Job:
Select all lines with the string "mình" in them, and copy those lines.

Stored records
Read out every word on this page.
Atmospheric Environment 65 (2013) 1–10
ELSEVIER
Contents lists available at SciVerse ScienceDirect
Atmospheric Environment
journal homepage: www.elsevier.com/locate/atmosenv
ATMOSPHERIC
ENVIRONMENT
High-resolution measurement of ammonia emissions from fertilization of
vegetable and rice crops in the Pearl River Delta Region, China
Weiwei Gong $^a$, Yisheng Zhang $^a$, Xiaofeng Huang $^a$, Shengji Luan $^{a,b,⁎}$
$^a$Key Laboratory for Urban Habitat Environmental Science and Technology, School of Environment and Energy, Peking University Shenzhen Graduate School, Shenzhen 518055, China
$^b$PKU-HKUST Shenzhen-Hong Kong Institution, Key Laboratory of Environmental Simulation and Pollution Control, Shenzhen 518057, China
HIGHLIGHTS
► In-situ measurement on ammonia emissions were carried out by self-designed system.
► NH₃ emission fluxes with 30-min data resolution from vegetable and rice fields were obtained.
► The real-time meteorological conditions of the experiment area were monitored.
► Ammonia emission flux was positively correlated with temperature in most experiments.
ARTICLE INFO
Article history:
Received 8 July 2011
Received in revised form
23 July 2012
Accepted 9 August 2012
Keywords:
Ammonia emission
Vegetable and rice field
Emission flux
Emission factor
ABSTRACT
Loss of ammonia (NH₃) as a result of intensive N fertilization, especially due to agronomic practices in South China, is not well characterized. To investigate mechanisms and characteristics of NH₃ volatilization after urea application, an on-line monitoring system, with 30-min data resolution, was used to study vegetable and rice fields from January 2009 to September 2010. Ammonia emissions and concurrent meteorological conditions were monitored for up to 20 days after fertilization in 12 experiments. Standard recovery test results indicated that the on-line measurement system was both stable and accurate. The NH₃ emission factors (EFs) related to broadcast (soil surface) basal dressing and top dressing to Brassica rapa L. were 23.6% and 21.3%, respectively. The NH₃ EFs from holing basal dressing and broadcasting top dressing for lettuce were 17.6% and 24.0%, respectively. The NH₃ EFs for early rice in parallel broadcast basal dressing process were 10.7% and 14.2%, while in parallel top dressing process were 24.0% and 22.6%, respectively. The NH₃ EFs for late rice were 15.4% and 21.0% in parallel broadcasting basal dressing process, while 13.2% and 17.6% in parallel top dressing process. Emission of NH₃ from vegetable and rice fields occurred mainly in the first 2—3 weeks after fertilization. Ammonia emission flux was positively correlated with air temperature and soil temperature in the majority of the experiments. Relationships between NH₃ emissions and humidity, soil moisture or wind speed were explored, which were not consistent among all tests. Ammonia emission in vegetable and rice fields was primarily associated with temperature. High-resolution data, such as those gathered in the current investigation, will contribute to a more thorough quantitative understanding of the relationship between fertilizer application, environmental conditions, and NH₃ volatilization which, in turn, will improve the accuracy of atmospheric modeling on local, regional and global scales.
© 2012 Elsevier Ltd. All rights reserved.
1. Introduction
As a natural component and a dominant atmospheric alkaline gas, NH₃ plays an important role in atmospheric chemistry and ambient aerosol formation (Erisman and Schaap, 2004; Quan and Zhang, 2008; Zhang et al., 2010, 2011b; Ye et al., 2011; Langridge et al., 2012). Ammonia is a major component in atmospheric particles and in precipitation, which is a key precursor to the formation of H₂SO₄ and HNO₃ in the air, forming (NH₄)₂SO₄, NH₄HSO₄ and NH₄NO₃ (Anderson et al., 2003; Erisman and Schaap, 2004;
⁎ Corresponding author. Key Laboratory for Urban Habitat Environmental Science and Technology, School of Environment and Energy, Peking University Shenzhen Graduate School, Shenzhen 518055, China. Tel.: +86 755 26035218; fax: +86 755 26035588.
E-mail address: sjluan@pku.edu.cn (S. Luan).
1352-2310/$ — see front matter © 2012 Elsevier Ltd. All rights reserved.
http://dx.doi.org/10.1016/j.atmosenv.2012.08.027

...

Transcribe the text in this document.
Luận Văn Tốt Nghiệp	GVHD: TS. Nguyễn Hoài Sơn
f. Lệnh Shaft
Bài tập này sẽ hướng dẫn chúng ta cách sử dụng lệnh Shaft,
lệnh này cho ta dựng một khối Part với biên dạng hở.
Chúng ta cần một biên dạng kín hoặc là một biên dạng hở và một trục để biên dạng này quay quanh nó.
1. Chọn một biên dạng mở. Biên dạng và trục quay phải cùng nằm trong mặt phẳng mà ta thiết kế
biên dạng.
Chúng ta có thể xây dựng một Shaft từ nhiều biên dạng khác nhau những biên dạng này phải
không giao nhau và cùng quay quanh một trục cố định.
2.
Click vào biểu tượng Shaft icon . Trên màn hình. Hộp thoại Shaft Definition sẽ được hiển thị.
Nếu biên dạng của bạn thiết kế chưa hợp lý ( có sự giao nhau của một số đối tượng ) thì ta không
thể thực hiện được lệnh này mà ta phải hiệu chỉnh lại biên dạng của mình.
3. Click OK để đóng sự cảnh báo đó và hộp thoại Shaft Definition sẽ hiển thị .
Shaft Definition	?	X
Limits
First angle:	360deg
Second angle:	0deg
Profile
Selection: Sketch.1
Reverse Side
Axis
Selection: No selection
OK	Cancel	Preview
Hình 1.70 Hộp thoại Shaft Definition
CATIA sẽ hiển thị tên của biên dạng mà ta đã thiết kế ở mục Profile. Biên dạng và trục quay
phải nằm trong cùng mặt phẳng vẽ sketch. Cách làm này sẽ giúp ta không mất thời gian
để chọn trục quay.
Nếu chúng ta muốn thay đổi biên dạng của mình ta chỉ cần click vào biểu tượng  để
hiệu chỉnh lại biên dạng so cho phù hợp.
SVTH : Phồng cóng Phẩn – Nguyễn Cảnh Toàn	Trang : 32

Answer in full:
thể thực hiện được lệnh này mà ta phải hiệu chỉnh lại biên dạng của mình.
Nếu chúng ta muốn thay đổi biên dạng của mình ta chỉ cần click vào biểu tượng  để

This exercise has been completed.